TASK A:
In the forum thread about the 1983 Diamond Back Ridge Runner, which Brooks saddle does bikerboy recommend?

TEXT PASSAGE:
# 1983 Diamond Back Ridge Runner Project



## ibike4fun (Jan 21, 2006)

Hi Ya All,
I’m new at this MTBR thing so this is sort of my initiation thread. I finished my bike project last week and am pretty excited about it. Anyways, I need your help. I am looking for a good saddle for long distance off road trips, 50 to 120 mile rides non-stop. I am not super fast, just slow and steady. Don't care about cost, just want the best seat. Are brooks leather saddles worth their cost?

Here’s my new old bike. A 1983 first edition Diamond Back Ridge Runner.


What are front and rear Shimano Deore M700 deer head derailleurs worth in excellent condition (less than 40 miles on them) and Suntour XC-II bear claw pedals with original reflector kit and stickers – Super sweet condition. also less than 40 miles on them.


----------



## bikerboy (Jan 13, 2004)

Welcome to the forum. I really like those old Ridge Runner. I have an 88 DB Apex is sweet original condition.

I can strongly recommend the Brooks B17 Standard. It would look right at home on that bike and after you get it broken in, you will feel right at home on it. Some say the break-in period is nearly torturous. Mine was never too bad from the get go. I have not ridden another saddle more comfortable. For the street price of around $60, nothing beats a Brooks.


----------



## surly357 (Jan 19, 2006)

*more old ridge runners...*

here's a couple more for you guys- a ridge runner and a ridge runner II (the middle ones). and a couple detail shots of the ridge runner.....

[Saved data listing]

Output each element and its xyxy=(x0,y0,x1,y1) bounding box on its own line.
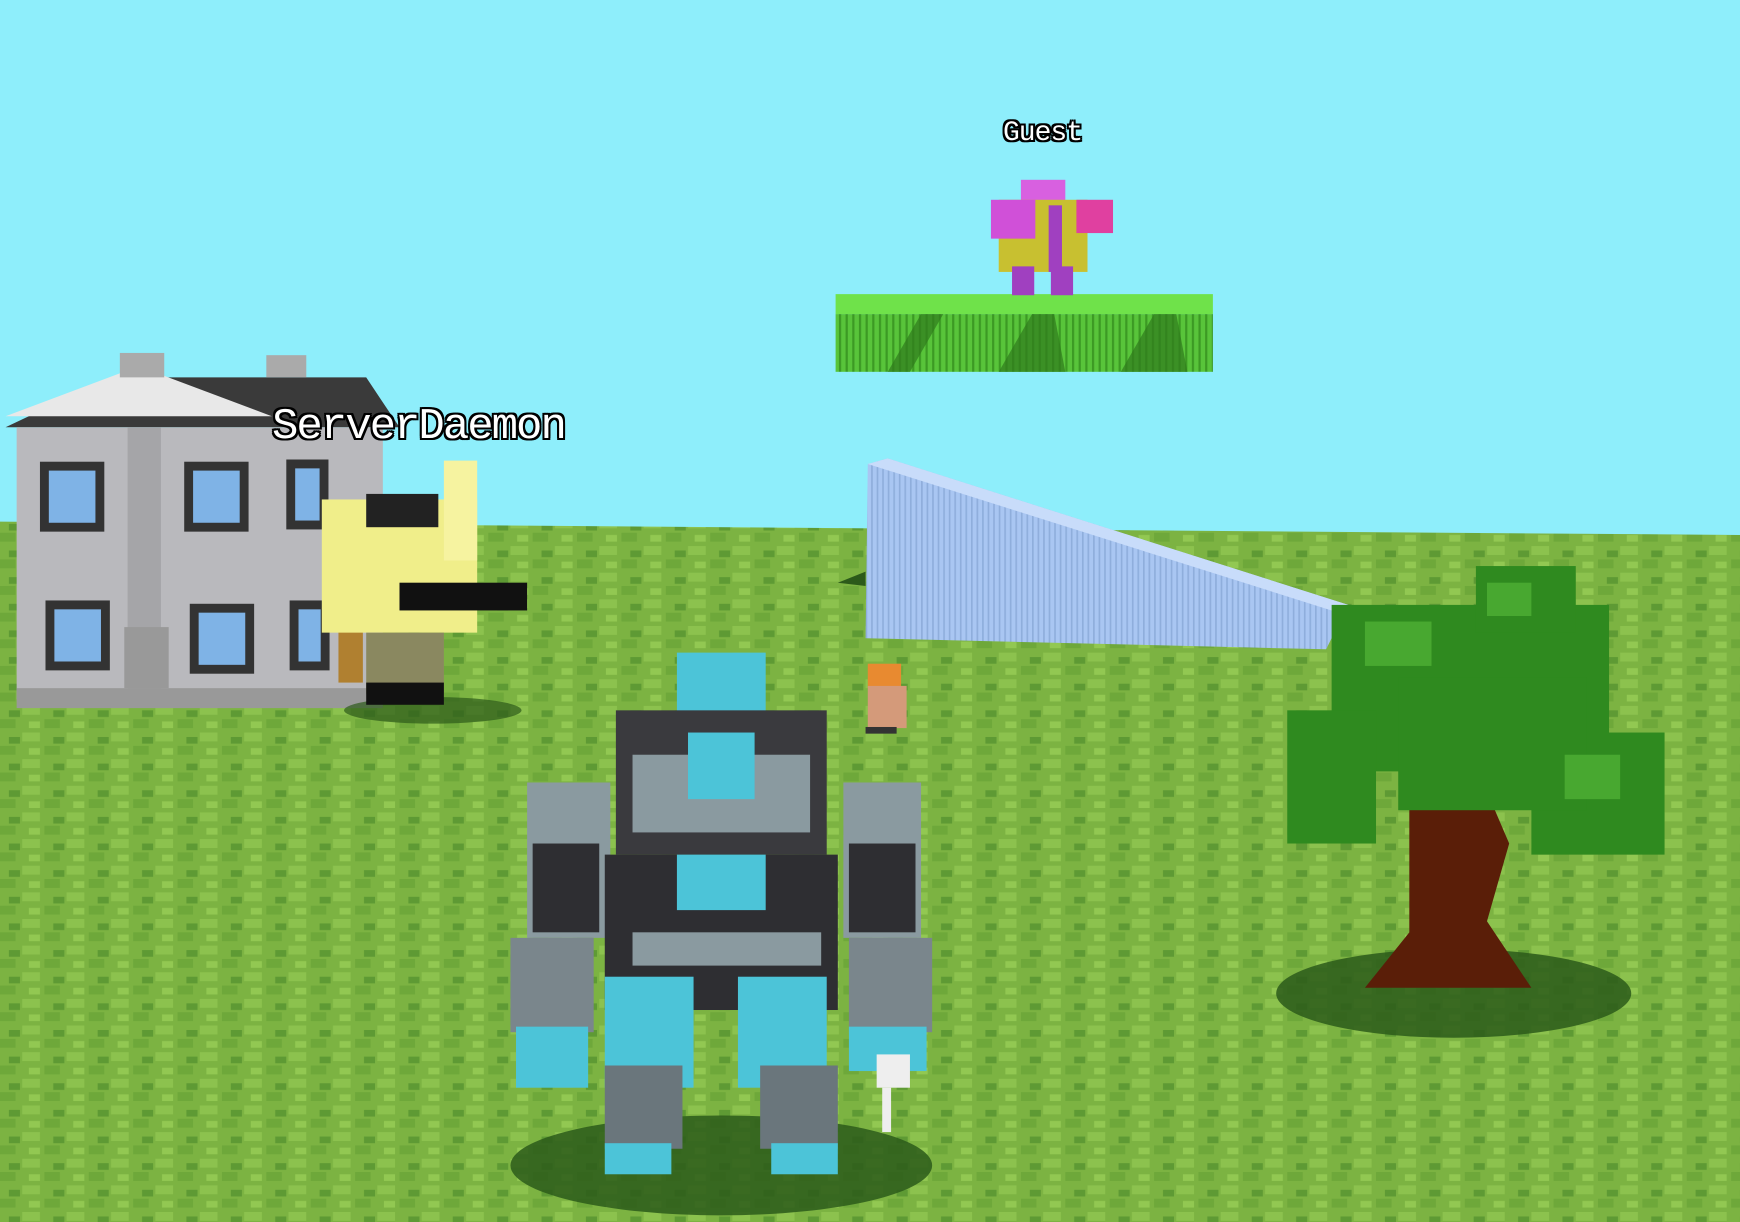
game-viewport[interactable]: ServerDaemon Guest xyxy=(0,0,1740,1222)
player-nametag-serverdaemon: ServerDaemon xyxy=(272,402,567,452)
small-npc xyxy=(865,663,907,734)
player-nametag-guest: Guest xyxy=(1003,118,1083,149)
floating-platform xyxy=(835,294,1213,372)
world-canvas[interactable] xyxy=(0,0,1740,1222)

TASK B:
Can you copy every line of the saved data listing word for word, omitting the picture?

FULL SOLUTION A:
The Brooks B17 Standard.

FULL SOLUTION B:
Output each element and its xyxy=(x0,y0,x1,y1) bounding box on its own line.
game-viewport[interactable]: ServerDaemon Guest xyxy=(0,0,1740,1222)
player-nametag-serverdaemon: ServerDaemon xyxy=(272,402,567,452)
small-npc xyxy=(865,663,907,734)
player-nametag-guest: Guest xyxy=(1003,118,1083,149)
floating-platform xyxy=(835,294,1213,372)
world-canvas[interactable] xyxy=(0,0,1740,1222)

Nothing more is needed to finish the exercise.